WRITTEN INSTRUCTION:
Images should be left out, and everything else in the listing reproduced exactly.

Dataset items:
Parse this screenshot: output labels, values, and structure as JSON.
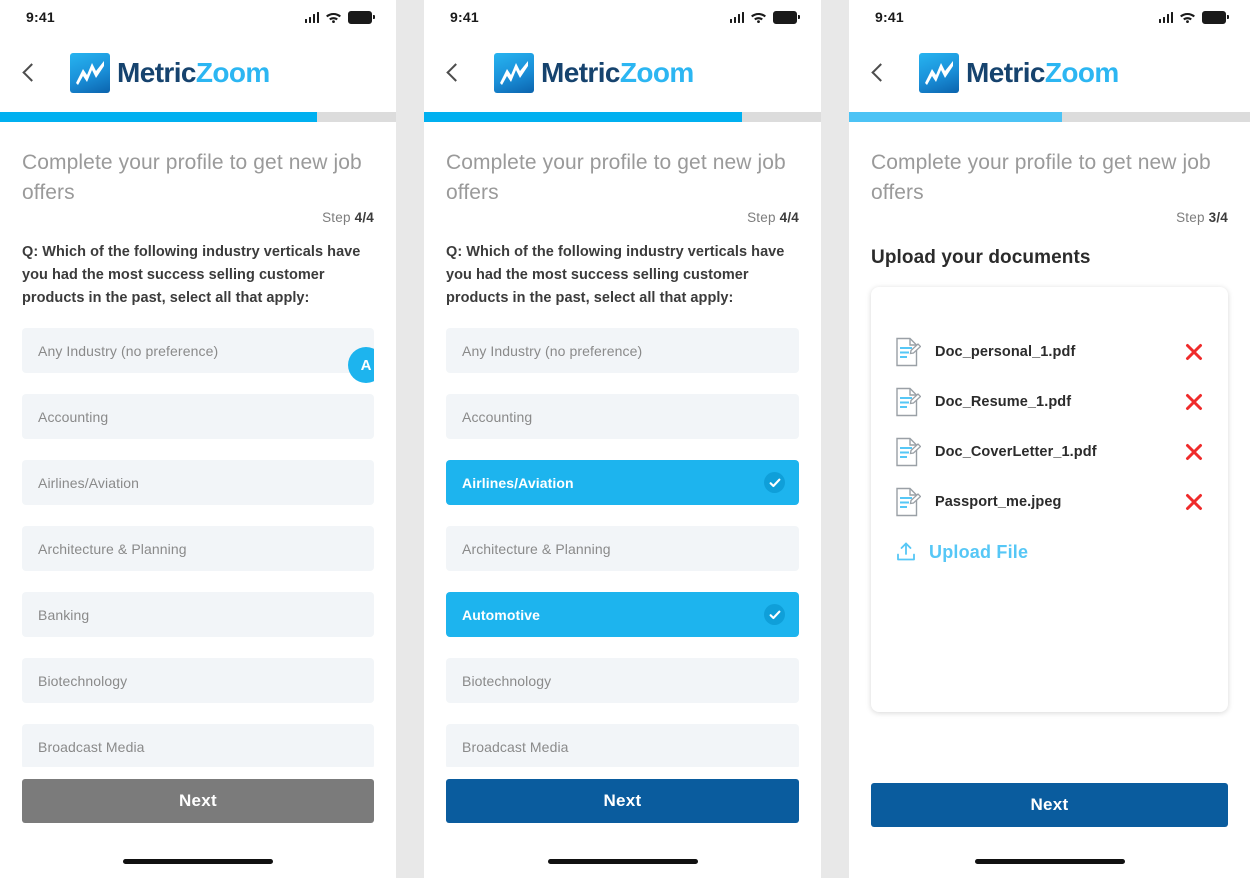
{
  "brand": {
    "name_dark": "Metric",
    "name_light": "Zoom",
    "color_dark": "#16436e",
    "color_light": "#2cb6f2",
    "accent": "#00b0f0",
    "accent_dark": "#0a5c9e"
  },
  "status_bar": {
    "time": "9:41",
    "icons": [
      "cellular-signal-icon",
      "wifi-icon",
      "battery-icon"
    ]
  },
  "panels": [
    {
      "id": "panel-industry-unselected",
      "progress_percent": 80,
      "progress_color": "#00b0f0",
      "headline": "Complete your profile to get new job offers",
      "step_prefix": "Step ",
      "step_value": "4/4",
      "question": "Q: Which of the following industry verticals have you had the most success selling customer products in the past, select all that apply:",
      "options": [
        {
          "label": "Any Industry (no preference)",
          "selected": false
        },
        {
          "label": "Accounting",
          "selected": false
        },
        {
          "label": "Airlines/Aviation",
          "selected": false
        },
        {
          "label": "Architecture & Planning",
          "selected": false
        },
        {
          "label": "Banking",
          "selected": false
        },
        {
          "label": "Biotechnology",
          "selected": false
        },
        {
          "label": "Broadcast Media",
          "selected": false
        }
      ],
      "scroll_badge": "A",
      "next_label": "Next",
      "next_state": "disabled"
    },
    {
      "id": "panel-industry-selected",
      "progress_percent": 80,
      "progress_color": "#00b0f0",
      "headline": "Complete your profile to get new job offers",
      "step_prefix": "Step ",
      "step_value": "4/4",
      "question": "Q: Which of the following industry verticals have you had the most success selling customer products in the past, select all that apply:",
      "options": [
        {
          "label": "Any Industry (no preference)",
          "selected": false
        },
        {
          "label": "Accounting",
          "selected": false
        },
        {
          "label": "Airlines/Aviation",
          "selected": true
        },
        {
          "label": "Architecture & Planning",
          "selected": false
        },
        {
          "label": "Automotive",
          "selected": true
        },
        {
          "label": "Biotechnology",
          "selected": false
        },
        {
          "label": "Broadcast Media",
          "selected": false
        }
      ],
      "next_label": "Next",
      "next_state": "active"
    },
    {
      "id": "panel-documents",
      "progress_percent": 53,
      "progress_color": "#4cc3f5",
      "headline": "Complete your profile to get new job offers",
      "step_prefix": "Step ",
      "step_value": "3/4",
      "subheading": "Upload your documents",
      "documents": [
        {
          "name": "Doc_personal_1.pdf"
        },
        {
          "name": "Doc_Resume_1.pdf"
        },
        {
          "name": "Doc_CoverLetter_1.pdf"
        },
        {
          "name": "Passport_me.jpeg"
        }
      ],
      "upload_label": "Upload File",
      "next_label": "Next",
      "next_state": "active"
    }
  ]
}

EXERCISE ANSWER:
Parse this screenshot: output labels, values, and structure as JSON.
{
  "brand": {
    "name_dark": "Metric",
    "name_light": "Zoom",
    "color_dark": "#16436e",
    "color_light": "#2cb6f2",
    "accent": "#00b0f0",
    "accent_dark": "#0a5c9e"
  },
  "status_bar": {
    "time": "9:41",
    "icons": [
      "cellular-signal-icon",
      "wifi-icon",
      "battery-icon"
    ]
  },
  "panels": [
    {
      "id": "panel-industry-unselected",
      "progress_percent": 80,
      "progress_color": "#00b0f0",
      "headline": "Complete your profile to get new job offers",
      "step_prefix": "Step ",
      "step_value": "4/4",
      "question": "Q: Which of the following industry verticals have you had the most success selling customer products in the past, select all that apply:",
      "options": [
        {
          "label": "Any Industry (no preference)",
          "selected": false
        },
        {
          "label": "Accounting",
          "selected": false
        },
        {
          "label": "Airlines/Aviation",
          "selected": false
        },
        {
          "label": "Architecture & Planning",
          "selected": false
        },
        {
          "label": "Banking",
          "selected": false
        },
        {
          "label": "Biotechnology",
          "selected": false
        },
        {
          "label": "Broadcast Media",
          "selected": false
        }
      ],
      "scroll_badge": "A",
      "next_label": "Next",
      "next_state": "disabled"
    },
    {
      "id": "panel-industry-selected",
      "progress_percent": 80,
      "progress_color": "#00b0f0",
      "headline": "Complete your profile to get new job offers",
      "step_prefix": "Step ",
      "step_value": "4/4",
      "question": "Q: Which of the following industry verticals have you had the most success selling customer products in the past, select all that apply:",
      "options": [
        {
          "label": "Any Industry (no preference)",
          "selected": false
        },
        {
          "label": "Accounting",
          "selected": false
        },
        {
          "label": "Airlines/Aviation",
          "selected": true
        },
        {
          "label": "Architecture & Planning",
          "selected": false
        },
        {
          "label": "Automotive",
          "selected": true
        },
        {
          "label": "Biotechnology",
          "selected": false
        },
        {
          "label": "Broadcast Media",
          "selected": false
        }
      ],
      "next_label": "Next",
      "next_state": "active"
    },
    {
      "id": "panel-documents",
      "progress_percent": 53,
      "progress_color": "#4cc3f5",
      "headline": "Complete your profile to get new job offers",
      "step_prefix": "Step ",
      "step_value": "3/4",
      "subheading": "Upload your documents",
      "documents": [
        {
          "name": "Doc_personal_1.pdf"
        },
        {
          "name": "Doc_Resume_1.pdf"
        },
        {
          "name": "Doc_CoverLetter_1.pdf"
        },
        {
          "name": "Passport_me.jpeg"
        }
      ],
      "upload_label": "Upload File",
      "next_label": "Next",
      "next_state": "active"
    }
  ]
}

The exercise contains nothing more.